→ WORK INSTRUCTIONS
Omit all pictures, then retype the data exactly as given.

→ DATASET EXCERPTS
• • • •

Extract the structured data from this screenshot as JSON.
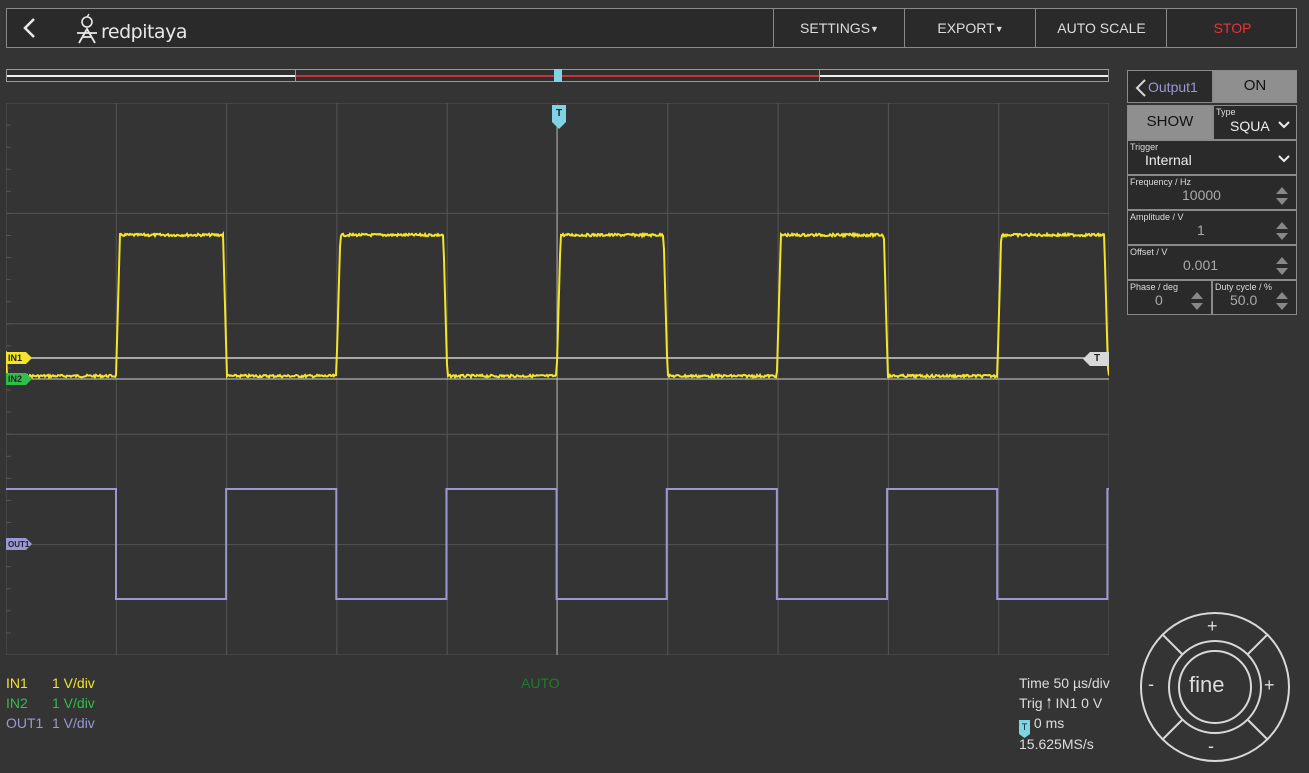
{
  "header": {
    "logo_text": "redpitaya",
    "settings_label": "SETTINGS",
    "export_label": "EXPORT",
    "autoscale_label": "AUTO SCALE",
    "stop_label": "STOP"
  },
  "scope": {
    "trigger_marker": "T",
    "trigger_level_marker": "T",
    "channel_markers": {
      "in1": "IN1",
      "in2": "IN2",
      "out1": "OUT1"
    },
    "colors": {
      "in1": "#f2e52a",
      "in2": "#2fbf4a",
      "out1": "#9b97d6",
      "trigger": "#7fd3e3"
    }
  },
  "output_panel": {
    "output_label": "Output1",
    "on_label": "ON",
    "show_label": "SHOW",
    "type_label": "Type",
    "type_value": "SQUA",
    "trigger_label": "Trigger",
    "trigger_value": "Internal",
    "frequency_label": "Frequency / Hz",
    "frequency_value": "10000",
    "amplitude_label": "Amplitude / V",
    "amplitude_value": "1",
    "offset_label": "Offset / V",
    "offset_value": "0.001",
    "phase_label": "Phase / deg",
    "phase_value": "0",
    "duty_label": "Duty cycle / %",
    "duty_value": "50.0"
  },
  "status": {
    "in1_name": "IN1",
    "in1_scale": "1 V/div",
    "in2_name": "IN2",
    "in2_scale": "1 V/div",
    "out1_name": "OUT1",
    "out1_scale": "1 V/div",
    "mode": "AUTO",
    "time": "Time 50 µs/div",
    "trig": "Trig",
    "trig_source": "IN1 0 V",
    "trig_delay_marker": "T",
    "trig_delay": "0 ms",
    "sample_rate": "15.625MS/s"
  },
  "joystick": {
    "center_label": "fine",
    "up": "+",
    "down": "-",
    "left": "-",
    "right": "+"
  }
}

• • • •

→ COMPLETE RESPONSE
Extract the structured data from this screenshot as JSON.
{
  "header": {
    "logo_text": "redpitaya",
    "settings_label": "SETTINGS",
    "export_label": "EXPORT",
    "autoscale_label": "AUTO SCALE",
    "stop_label": "STOP"
  },
  "scope": {
    "trigger_marker": "T",
    "trigger_level_marker": "T",
    "channel_markers": {
      "in1": "IN1",
      "in2": "IN2",
      "out1": "OUT1"
    },
    "colors": {
      "in1": "#f2e52a",
      "in2": "#2fbf4a",
      "out1": "#9b97d6",
      "trigger": "#7fd3e3"
    }
  },
  "output_panel": {
    "output_label": "Output1",
    "on_label": "ON",
    "show_label": "SHOW",
    "type_label": "Type",
    "type_value": "SQUA",
    "trigger_label": "Trigger",
    "trigger_value": "Internal",
    "frequency_label": "Frequency / Hz",
    "frequency_value": "10000",
    "amplitude_label": "Amplitude / V",
    "amplitude_value": "1",
    "offset_label": "Offset / V",
    "offset_value": "0.001",
    "phase_label": "Phase / deg",
    "phase_value": "0",
    "duty_label": "Duty cycle / %",
    "duty_value": "50.0"
  },
  "status": {
    "in1_name": "IN1",
    "in1_scale": "1 V/div",
    "in2_name": "IN2",
    "in2_scale": "1 V/div",
    "out1_name": "OUT1",
    "out1_scale": "1 V/div",
    "mode": "AUTO",
    "time": "Time 50 µs/div",
    "trig": "Trig",
    "trig_source": "IN1 0 V",
    "trig_delay_marker": "T",
    "trig_delay": "0 ms",
    "sample_rate": "15.625MS/s"
  },
  "joystick": {
    "center_label": "fine",
    "up": "+",
    "down": "-",
    "left": "-",
    "right": "+"
  }
}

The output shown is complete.